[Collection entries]
--- START ---

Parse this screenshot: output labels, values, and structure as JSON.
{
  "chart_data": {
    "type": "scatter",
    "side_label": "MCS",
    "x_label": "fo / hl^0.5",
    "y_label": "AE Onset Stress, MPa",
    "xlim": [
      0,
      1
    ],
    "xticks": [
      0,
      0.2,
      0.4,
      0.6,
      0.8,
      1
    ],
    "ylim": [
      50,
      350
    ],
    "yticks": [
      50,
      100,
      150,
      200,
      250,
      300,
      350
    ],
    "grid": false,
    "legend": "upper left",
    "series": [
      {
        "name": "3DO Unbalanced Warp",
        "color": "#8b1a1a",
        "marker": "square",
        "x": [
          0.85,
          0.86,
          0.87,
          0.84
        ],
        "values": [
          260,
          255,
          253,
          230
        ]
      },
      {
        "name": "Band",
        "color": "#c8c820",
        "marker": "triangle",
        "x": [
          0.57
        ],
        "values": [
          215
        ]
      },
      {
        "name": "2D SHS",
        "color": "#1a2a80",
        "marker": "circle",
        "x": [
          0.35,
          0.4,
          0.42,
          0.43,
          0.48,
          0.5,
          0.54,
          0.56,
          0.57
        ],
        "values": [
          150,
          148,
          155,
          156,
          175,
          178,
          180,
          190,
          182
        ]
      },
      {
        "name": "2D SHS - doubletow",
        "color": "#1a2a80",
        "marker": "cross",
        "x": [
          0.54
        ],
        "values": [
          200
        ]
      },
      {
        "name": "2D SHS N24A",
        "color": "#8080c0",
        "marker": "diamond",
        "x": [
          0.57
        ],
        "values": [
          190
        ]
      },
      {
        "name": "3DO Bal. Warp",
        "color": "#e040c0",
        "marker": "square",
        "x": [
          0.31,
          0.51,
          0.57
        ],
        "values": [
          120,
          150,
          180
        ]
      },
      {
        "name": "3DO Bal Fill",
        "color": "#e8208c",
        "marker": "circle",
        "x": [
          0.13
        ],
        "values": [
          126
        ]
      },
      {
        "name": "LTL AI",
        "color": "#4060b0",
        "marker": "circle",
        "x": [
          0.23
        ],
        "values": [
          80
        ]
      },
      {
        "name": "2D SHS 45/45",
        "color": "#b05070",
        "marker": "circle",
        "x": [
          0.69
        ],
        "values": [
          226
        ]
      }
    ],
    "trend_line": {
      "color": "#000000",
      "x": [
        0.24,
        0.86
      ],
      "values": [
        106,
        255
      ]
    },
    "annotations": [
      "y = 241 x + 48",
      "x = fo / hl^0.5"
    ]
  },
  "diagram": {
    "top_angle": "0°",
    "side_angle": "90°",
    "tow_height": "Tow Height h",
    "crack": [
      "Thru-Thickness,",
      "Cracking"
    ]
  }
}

--- END ---

WHAT YOU ARE ASKED TO DO ▸ Repeat the data above, word for word.

OUTPUT OF THE TASK ▸
Parse this screenshot: output labels, values, and structure as JSON.
{
  "chart_data": {
    "type": "scatter",
    "side_label": "MCS",
    "x_label": "fo / hl^0.5",
    "y_label": "AE Onset Stress, MPa",
    "xlim": [
      0,
      1
    ],
    "xticks": [
      0,
      0.2,
      0.4,
      0.6,
      0.8,
      1
    ],
    "ylim": [
      50,
      350
    ],
    "yticks": [
      50,
      100,
      150,
      200,
      250,
      300,
      350
    ],
    "grid": false,
    "legend": "upper left",
    "series": [
      {
        "name": "3DO Unbalanced Warp",
        "color": "#8b1a1a",
        "marker": "square",
        "x": [
          0.85,
          0.86,
          0.87,
          0.84
        ],
        "values": [
          260,
          255,
          253,
          230
        ]
      },
      {
        "name": "Band",
        "color": "#c8c820",
        "marker": "triangle",
        "x": [
          0.57
        ],
        "values": [
          215
        ]
      },
      {
        "name": "2D SHS",
        "color": "#1a2a80",
        "marker": "circle",
        "x": [
          0.35,
          0.4,
          0.42,
          0.43,
          0.48,
          0.5,
          0.54,
          0.56,
          0.57
        ],
        "values": [
          150,
          148,
          155,
          156,
          175,
          178,
          180,
          190,
          182
        ]
      },
      {
        "name": "2D SHS - doubletow",
        "color": "#1a2a80",
        "marker": "cross",
        "x": [
          0.54
        ],
        "values": [
          200
        ]
      },
      {
        "name": "2D SHS N24A",
        "color": "#8080c0",
        "marker": "diamond",
        "x": [
          0.57
        ],
        "values": [
          190
        ]
      },
      {
        "name": "3DO Bal. Warp",
        "color": "#e040c0",
        "marker": "square",
        "x": [
          0.31,
          0.51,
          0.57
        ],
        "values": [
          120,
          150,
          180
        ]
      },
      {
        "name": "3DO Bal Fill",
        "color": "#e8208c",
        "marker": "circle",
        "x": [
          0.13
        ],
        "values": [
          126
        ]
      },
      {
        "name": "LTL AI",
        "color": "#4060b0",
        "marker": "circle",
        "x": [
          0.23
        ],
        "values": [
          80
        ]
      },
      {
        "name": "2D SHS 45/45",
        "color": "#b05070",
        "marker": "circle",
        "x": [
          0.69
        ],
        "values": [
          226
        ]
      }
    ],
    "trend_line": {
      "color": "#000000",
      "x": [
        0.24,
        0.86
      ],
      "values": [
        106,
        255
      ]
    },
    "annotations": [
      "y = 241 x + 48",
      "x = fo / hl^0.5"
    ]
  },
  "diagram": {
    "top_angle": "0°",
    "side_angle": "90°",
    "tow_height": "Tow Height h",
    "crack": [
      "Thru-Thickness,",
      "Cracking"
    ]
  }
}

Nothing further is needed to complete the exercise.